* _WORK TO COMPLETE_: Report every line from the material that contains the word "Solicitar".

* _GIVEN RECORDS_:
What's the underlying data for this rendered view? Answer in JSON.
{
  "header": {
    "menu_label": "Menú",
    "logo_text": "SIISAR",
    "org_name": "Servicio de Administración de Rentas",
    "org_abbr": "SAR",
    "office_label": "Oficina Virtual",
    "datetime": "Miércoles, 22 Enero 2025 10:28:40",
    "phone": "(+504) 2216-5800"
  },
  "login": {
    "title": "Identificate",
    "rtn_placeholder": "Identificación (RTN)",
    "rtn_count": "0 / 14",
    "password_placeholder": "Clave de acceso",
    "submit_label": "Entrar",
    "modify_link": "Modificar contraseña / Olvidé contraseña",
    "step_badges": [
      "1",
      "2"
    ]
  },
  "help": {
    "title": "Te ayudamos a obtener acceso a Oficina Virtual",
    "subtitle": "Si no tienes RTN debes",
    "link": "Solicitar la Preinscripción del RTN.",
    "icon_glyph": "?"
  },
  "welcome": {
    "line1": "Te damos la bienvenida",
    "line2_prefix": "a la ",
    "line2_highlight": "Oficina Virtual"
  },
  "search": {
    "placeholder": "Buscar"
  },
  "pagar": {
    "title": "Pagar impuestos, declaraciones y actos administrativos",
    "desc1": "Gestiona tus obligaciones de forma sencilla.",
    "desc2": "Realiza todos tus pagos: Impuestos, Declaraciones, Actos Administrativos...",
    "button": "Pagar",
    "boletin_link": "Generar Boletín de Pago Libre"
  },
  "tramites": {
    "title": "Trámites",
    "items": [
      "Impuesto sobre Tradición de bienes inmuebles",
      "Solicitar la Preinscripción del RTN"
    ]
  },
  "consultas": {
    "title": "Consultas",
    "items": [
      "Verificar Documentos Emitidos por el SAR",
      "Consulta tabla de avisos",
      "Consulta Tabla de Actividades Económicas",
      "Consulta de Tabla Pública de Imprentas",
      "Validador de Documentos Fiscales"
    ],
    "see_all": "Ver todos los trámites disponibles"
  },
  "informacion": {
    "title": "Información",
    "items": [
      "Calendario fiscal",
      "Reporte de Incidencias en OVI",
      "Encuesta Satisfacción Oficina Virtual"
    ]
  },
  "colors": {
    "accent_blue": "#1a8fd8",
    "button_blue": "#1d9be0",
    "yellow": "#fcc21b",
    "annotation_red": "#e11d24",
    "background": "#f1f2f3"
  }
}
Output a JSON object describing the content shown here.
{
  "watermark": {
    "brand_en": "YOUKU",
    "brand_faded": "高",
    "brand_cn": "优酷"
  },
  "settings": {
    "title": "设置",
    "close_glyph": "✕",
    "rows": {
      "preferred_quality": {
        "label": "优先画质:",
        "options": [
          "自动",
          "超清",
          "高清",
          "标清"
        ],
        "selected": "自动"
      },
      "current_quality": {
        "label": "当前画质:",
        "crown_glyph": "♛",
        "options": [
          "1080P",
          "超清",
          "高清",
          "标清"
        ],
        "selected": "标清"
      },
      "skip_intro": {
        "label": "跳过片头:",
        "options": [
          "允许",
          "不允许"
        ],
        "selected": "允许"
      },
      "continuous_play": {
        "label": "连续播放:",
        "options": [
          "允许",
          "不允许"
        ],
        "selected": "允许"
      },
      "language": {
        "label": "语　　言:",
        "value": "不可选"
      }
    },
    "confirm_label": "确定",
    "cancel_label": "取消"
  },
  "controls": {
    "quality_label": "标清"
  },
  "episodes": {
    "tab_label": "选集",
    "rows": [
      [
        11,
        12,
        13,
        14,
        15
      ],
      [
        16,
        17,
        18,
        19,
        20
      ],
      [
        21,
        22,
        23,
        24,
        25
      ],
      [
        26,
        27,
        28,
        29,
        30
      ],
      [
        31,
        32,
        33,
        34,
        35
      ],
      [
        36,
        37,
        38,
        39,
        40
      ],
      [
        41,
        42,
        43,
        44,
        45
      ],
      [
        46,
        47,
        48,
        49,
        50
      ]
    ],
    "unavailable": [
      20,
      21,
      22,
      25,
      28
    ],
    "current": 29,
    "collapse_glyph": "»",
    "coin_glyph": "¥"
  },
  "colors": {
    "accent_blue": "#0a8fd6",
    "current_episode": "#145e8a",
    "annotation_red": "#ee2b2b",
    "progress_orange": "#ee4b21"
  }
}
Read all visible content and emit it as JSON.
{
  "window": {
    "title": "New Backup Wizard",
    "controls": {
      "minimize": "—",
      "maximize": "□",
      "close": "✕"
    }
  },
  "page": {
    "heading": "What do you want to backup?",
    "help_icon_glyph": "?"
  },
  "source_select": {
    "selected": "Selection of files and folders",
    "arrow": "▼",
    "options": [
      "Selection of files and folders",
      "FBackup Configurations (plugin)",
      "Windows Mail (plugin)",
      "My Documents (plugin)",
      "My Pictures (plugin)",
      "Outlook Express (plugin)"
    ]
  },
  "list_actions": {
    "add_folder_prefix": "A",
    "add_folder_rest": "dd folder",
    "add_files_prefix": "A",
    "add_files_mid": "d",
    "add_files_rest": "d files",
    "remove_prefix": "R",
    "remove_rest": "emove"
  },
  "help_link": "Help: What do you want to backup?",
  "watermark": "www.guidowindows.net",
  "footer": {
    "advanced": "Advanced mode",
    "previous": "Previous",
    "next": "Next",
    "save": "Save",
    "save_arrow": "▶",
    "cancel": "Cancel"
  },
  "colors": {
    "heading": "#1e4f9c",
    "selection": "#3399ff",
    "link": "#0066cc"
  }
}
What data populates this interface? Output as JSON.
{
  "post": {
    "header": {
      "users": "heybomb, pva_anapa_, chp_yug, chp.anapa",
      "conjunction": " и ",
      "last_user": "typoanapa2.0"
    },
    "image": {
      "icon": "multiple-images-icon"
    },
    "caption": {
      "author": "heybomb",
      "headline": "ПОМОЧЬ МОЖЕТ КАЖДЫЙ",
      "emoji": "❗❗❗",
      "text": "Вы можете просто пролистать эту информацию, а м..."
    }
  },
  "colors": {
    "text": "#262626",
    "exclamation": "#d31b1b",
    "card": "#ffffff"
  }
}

* _COMPLETE RESPONSE_:
    "link": "Solicitar la Preinscripción del RTN.",
      "Solicitar la Preinscripción del RTN"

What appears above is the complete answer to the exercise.